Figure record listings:
>>
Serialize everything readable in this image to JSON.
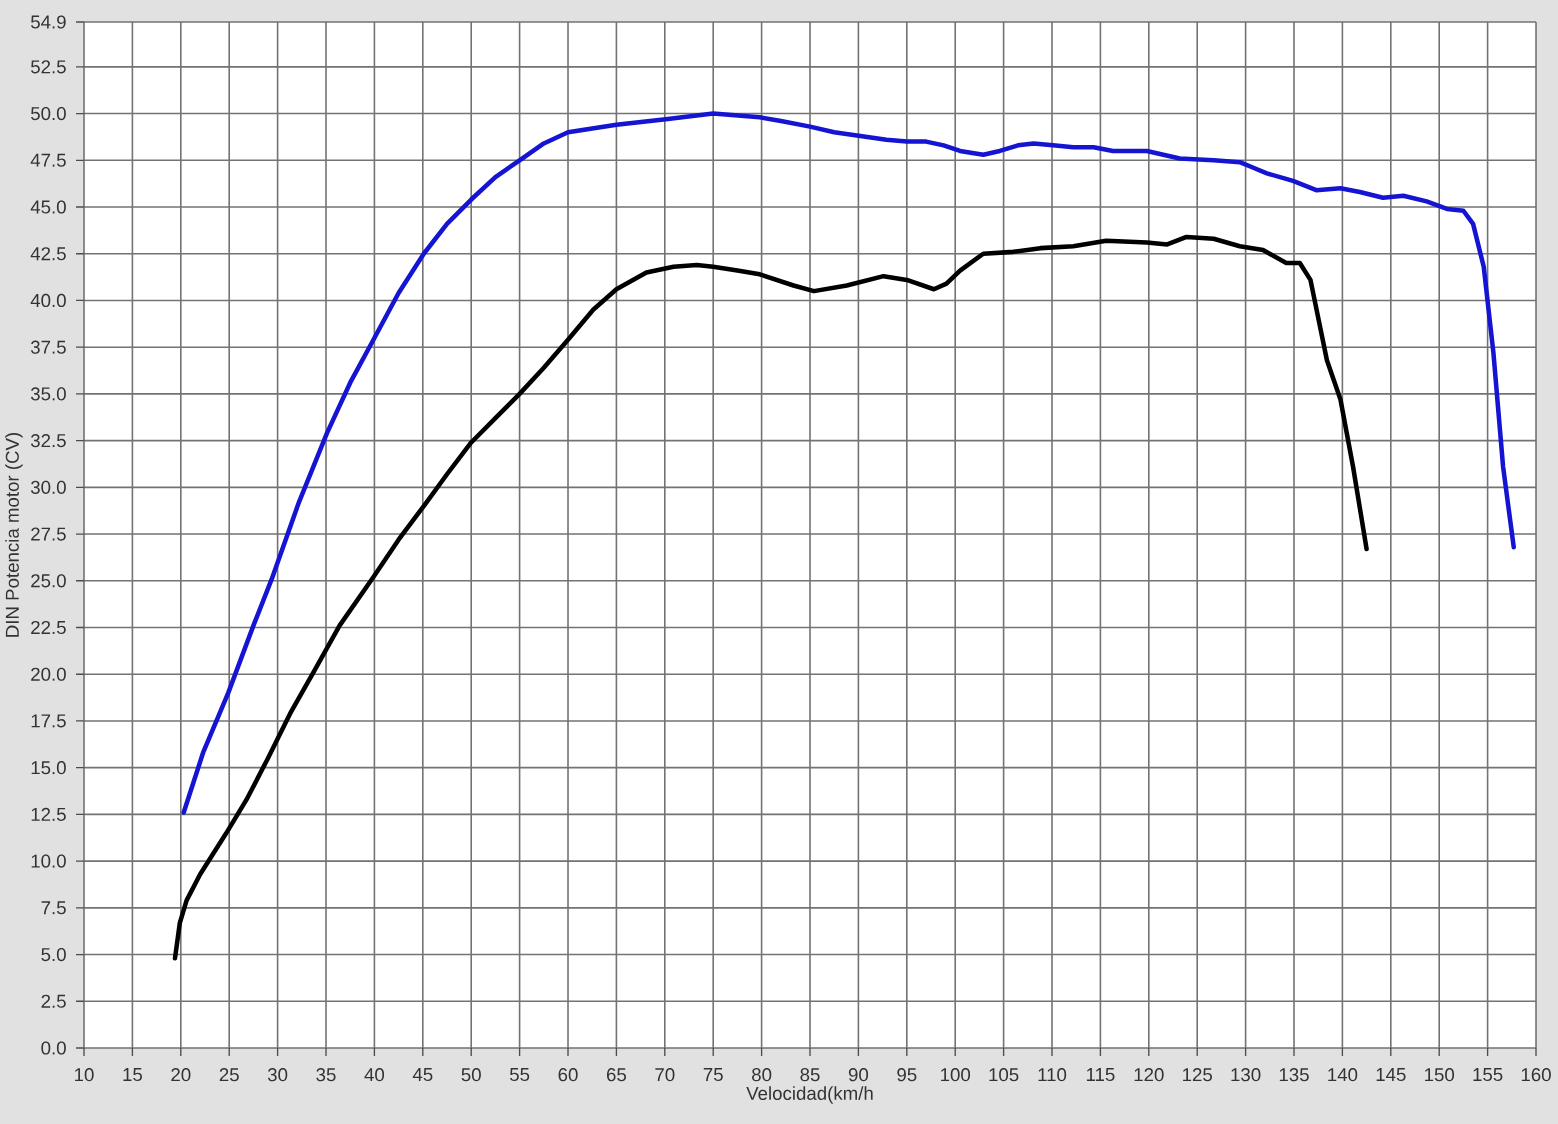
{
  "chart_data": {
    "type": "line",
    "xlabel": "Velocidad(km/h",
    "ylabel": "DIN Potencia motor (CV)",
    "xlim": [
      10,
      160
    ],
    "xticks": [
      10,
      15,
      20,
      25,
      30,
      35,
      40,
      45,
      50,
      55,
      60,
      65,
      70,
      75,
      80,
      85,
      90,
      95,
      100,
      105,
      110,
      115,
      120,
      125,
      130,
      135,
      140,
      145,
      150,
      155,
      160
    ],
    "ylim": [
      0,
      54.9
    ],
    "yticks": [
      {
        "value": 0,
        "label": "0.0"
      },
      2.5,
      {
        "value": 5,
        "label": "5.0"
      },
      7.5,
      {
        "value": 10,
        "label": "10.0"
      },
      12.5,
      {
        "value": 15,
        "label": "15.0"
      },
      17.5,
      {
        "value": 20,
        "label": "20.0"
      },
      22.5,
      {
        "value": 25,
        "label": "25.0"
      },
      27.5,
      {
        "value": 30,
        "label": "30.0"
      },
      32.5,
      {
        "value": 35,
        "label": "35.0"
      },
      37.5,
      {
        "value": 40,
        "label": "40.0"
      },
      42.5,
      {
        "value": 45,
        "label": "45.0"
      },
      47.5,
      {
        "value": 50,
        "label": "50.0"
      },
      52.5,
      54.9
    ],
    "grid": true,
    "line_style": "solid",
    "series": [
      {
        "color": "#1414d2",
        "x": [
          20.3,
          22.3,
          24.9,
          27.5,
          29.4,
          32.2,
          35.1,
          37.5,
          39.9,
          42.5,
          45.1,
          47.5,
          50.0,
          52.5,
          55.0,
          57.5,
          60.0,
          62.5,
          65.0,
          70.1,
          75.0,
          77.4,
          79.8,
          82.0,
          85.0,
          87.5,
          90.2,
          92.9,
          95.0,
          97.0,
          98.8,
          100.5,
          102.9,
          104.6,
          106.5,
          108.1,
          110.1,
          112.2,
          114.3,
          116.3,
          118.0,
          119.8,
          121.5,
          123.2,
          126.7,
          129.4,
          130.8,
          132.2,
          134.9,
          137.3,
          139.8,
          141.8,
          144.2,
          146.3,
          148.7,
          150.8,
          152.5,
          153.5,
          154.6,
          155.6,
          156.6,
          157.7
        ],
        "values": [
          12.6,
          15.8,
          19.0,
          22.6,
          25.1,
          29.2,
          32.9,
          35.6,
          37.9,
          40.4,
          42.5,
          44.1,
          45.4,
          46.6,
          47.5,
          48.4,
          49.0,
          49.2,
          49.4,
          49.7,
          50.0,
          49.9,
          49.8,
          49.6,
          49.3,
          49.0,
          48.8,
          48.6,
          48.5,
          48.5,
          48.3,
          48.0,
          47.8,
          48.0,
          48.3,
          48.4,
          48.3,
          48.2,
          48.2,
          48.0,
          48.0,
          48.0,
          47.8,
          47.6,
          47.5,
          47.4,
          47.1,
          46.8,
          46.4,
          45.9,
          46.0,
          45.8,
          45.5,
          45.6,
          45.3,
          44.9,
          44.8,
          44.1,
          41.8,
          37.2,
          31.1,
          26.8
        ]
      },
      {
        "color": "#000000",
        "x": [
          19.4,
          19.9,
          20.6,
          22.0,
          24.7,
          26.8,
          28.9,
          31.3,
          33.7,
          36.4,
          39.9,
          42.5,
          45.1,
          47.5,
          50.0,
          52.5,
          55.0,
          57.5,
          60.0,
          62.6,
          65.0,
          68.1,
          70.9,
          73.3,
          75.0,
          77.5,
          79.8,
          83.3,
          85.4,
          88.8,
          92.6,
          95.0,
          97.8,
          99.1,
          100.5,
          102.9,
          106.0,
          108.8,
          112.2,
          115.6,
          119.8,
          121.9,
          123.9,
          126.7,
          129.4,
          131.8,
          134.2,
          135.6,
          136.7,
          138.4,
          139.8,
          141.1,
          142.5
        ],
        "values": [
          4.8,
          6.7,
          7.9,
          9.3,
          11.5,
          13.3,
          15.4,
          17.9,
          20.1,
          22.6,
          25.2,
          27.2,
          29.0,
          30.7,
          32.4,
          33.7,
          35.0,
          36.4,
          37.9,
          39.5,
          40.6,
          41.5,
          41.8,
          41.9,
          41.8,
          41.6,
          41.4,
          40.8,
          40.5,
          40.8,
          41.3,
          41.1,
          40.6,
          40.9,
          41.6,
          42.5,
          42.6,
          42.8,
          42.9,
          43.2,
          43.1,
          43.0,
          43.4,
          43.3,
          42.9,
          42.7,
          42.0,
          42.0,
          41.1,
          36.8,
          34.7,
          31.1,
          26.7
        ]
      }
    ]
  }
}
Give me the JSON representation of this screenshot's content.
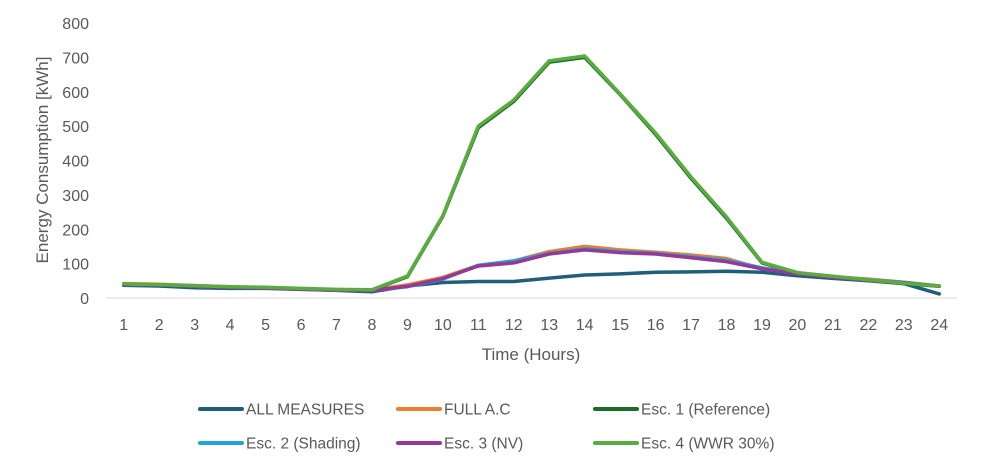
<<
Task instructions: Show each line holding the word "JSON".

The completed task:
Serialize everything readable in this image to JSON.
Give me the JSON representation of this screenshot's content.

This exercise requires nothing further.